Re: [jira] [Created] (SPARK-1855) Provide memory-and-local-disk RDD checkpointing

Posted by Mridul Muralidharan <mr...@gmail.com>.

My bad ... I was replying via mobile, and I did not realize responses
to JIRA mails were not mirrored to JIRA - unlike PR responses !


Regards,
Mridul

On Sun, May 18, 2014 at 2:50 AM, Matei Zaharia <ma...@gmail.com> wrote:
> We do actually have replicated StorageLevels in Spark. You can use MEMORY_AND_DISK_2 or construct your own StorageLevel with your own custom replication factor.
>
> BTW you guys should probably have this discussion on the JIRA rather than the dev list; I think the replies somehow ended up on the dev list.
>
> Matei
>
> On May 17, 2014, at 1:36 AM, Mridul Muralidharan <mr...@gmail.com> wrote:
>
>> We don't have 3x replication in spark :-)
>> And if we use replicated storagelevel, while decreasing odds of failure, it
>> does not eliminate it (since we are not doing a great job with replication
>> anyway from fault tolerance point of view).
>> Also it does take a nontrivial performance hit with replicated levels.
>>
>> Regards,
>> Mridul
>> On 17-May-2014 8:16 am, "Xiangrui Meng" <me...@gmail.com> wrote:
>>
>>> With 3x replication, we should be able to achieve fault tolerance.
>>> This checkPointed RDD can be cleared if we have another in-memory
>>> checkPointed RDD down the line. It can avoid hitting disk if we have
>>> enough memory to use. We need to investigate more to find a good
>>> solution. -Xiangrui
>>>
>>> On Fri, May 16, 2014 at 4:00 PM, Mridul Muralidharan <mr...@gmail.com>
>>> wrote:
>>>> Effectively this is persist without fault tolerance.

* * *

[Written task A]
Translate this sentence from the thread into Spanish: "We do actually have replicated StorageLevels in Spark."
[Written task B]
List each distinct person whom the thread identifies as the writer of a message.

[Stored records]
* * *

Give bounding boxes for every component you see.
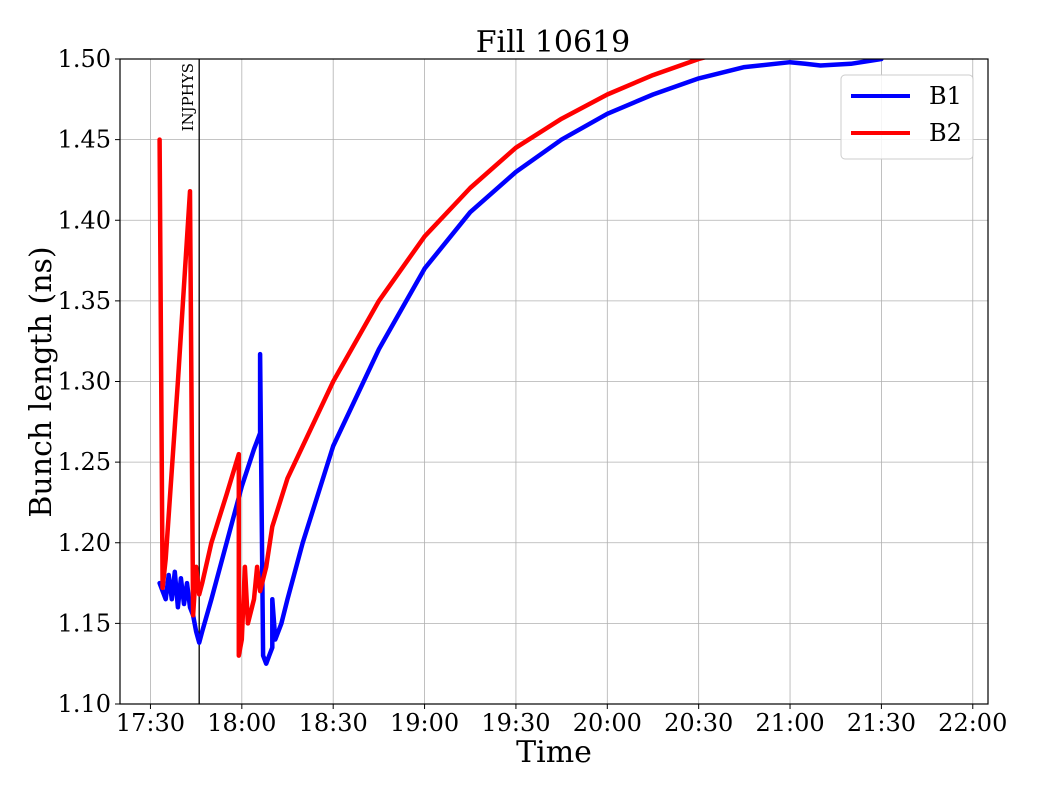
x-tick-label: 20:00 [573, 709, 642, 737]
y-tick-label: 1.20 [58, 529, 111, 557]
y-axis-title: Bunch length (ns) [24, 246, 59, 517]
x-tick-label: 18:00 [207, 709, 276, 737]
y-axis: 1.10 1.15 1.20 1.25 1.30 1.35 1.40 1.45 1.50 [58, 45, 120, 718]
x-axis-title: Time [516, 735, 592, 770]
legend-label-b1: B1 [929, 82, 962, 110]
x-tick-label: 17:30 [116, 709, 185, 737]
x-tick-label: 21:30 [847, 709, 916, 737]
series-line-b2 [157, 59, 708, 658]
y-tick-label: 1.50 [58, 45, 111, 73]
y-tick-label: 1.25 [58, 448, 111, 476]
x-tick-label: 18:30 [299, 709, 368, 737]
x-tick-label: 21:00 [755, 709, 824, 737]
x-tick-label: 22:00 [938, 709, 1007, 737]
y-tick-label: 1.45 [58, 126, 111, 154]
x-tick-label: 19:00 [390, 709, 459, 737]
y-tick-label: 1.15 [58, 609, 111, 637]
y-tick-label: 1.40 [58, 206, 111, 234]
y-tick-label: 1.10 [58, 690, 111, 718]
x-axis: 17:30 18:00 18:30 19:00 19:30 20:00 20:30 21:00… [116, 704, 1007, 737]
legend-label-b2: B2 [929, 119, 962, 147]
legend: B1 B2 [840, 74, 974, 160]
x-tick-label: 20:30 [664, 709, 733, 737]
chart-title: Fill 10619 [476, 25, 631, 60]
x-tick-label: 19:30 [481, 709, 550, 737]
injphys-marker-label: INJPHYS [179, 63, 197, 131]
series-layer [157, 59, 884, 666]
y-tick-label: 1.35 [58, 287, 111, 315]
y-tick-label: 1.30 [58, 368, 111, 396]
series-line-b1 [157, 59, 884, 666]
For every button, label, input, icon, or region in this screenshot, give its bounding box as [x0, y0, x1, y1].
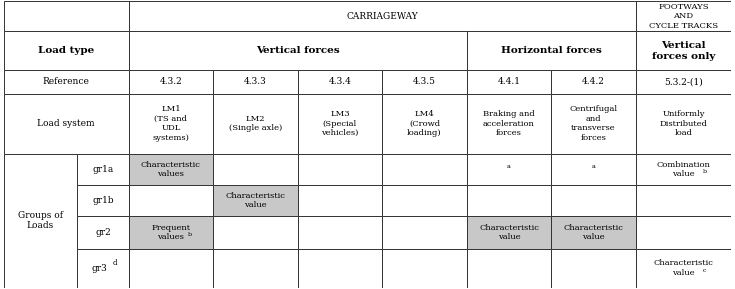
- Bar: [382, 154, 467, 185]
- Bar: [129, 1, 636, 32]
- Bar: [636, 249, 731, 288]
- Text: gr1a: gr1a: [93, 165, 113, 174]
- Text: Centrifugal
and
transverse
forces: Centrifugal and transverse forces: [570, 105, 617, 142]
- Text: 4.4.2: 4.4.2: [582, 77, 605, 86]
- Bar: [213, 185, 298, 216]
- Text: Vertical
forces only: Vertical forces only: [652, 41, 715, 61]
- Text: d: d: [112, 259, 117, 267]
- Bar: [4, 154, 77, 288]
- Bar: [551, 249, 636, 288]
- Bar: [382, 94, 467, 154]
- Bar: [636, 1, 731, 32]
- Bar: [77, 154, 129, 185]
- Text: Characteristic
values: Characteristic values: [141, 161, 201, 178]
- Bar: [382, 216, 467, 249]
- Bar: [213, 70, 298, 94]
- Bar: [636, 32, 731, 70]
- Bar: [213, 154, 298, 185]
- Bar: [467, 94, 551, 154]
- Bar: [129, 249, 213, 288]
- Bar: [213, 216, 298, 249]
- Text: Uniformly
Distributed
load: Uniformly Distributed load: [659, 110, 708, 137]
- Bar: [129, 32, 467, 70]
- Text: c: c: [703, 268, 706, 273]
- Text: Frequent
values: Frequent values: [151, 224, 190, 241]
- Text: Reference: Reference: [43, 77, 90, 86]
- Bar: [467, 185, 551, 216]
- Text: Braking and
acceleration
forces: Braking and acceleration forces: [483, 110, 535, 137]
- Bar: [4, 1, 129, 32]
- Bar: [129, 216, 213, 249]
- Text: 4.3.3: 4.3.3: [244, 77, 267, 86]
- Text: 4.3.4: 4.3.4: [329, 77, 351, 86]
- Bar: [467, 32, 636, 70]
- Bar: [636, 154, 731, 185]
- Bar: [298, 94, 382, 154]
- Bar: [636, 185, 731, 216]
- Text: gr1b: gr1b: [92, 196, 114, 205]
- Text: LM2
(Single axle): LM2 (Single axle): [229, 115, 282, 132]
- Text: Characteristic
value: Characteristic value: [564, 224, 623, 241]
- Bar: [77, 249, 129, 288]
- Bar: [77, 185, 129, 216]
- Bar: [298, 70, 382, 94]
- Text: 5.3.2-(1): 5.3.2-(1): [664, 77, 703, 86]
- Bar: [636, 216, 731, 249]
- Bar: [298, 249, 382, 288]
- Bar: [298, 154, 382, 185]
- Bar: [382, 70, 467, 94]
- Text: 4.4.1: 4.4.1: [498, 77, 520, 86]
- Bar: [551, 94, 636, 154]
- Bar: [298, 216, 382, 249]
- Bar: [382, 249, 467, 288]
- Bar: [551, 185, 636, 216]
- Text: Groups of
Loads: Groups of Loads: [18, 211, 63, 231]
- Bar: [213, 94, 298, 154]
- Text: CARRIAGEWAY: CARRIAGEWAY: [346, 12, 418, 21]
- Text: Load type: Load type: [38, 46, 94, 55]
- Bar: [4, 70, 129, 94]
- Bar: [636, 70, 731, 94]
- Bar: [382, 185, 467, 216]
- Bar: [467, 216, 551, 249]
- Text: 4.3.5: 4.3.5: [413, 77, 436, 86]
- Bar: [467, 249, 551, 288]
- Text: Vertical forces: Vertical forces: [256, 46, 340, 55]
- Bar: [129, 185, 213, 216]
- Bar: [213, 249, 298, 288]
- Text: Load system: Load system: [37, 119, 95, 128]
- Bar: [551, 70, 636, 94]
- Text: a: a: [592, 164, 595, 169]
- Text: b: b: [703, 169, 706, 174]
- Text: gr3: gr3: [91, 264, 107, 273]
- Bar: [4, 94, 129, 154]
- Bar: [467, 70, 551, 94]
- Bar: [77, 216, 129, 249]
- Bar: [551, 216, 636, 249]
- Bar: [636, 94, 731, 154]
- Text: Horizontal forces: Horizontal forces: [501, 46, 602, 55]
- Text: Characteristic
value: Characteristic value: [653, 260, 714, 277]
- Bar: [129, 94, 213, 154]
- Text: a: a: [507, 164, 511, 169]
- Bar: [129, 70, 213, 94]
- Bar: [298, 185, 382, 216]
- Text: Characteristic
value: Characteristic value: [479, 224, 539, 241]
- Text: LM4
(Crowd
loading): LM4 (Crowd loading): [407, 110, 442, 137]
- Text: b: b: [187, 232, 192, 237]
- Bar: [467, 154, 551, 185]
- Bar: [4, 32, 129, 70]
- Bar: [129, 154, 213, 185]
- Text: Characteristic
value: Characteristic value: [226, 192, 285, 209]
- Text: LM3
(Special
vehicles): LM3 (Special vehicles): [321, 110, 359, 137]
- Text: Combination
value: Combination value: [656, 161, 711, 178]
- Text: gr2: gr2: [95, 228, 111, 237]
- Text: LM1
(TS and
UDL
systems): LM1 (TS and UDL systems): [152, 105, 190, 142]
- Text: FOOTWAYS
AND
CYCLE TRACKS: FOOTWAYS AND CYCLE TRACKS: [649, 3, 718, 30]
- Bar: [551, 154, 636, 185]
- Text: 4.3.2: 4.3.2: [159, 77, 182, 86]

* * *

[Expected answer A]
De hecho, sí tenemos StorageLevels replicados en Spark.

[Expected answer B]
Mridul Muralidharan, Matei Zaharia, Xiangrui Meng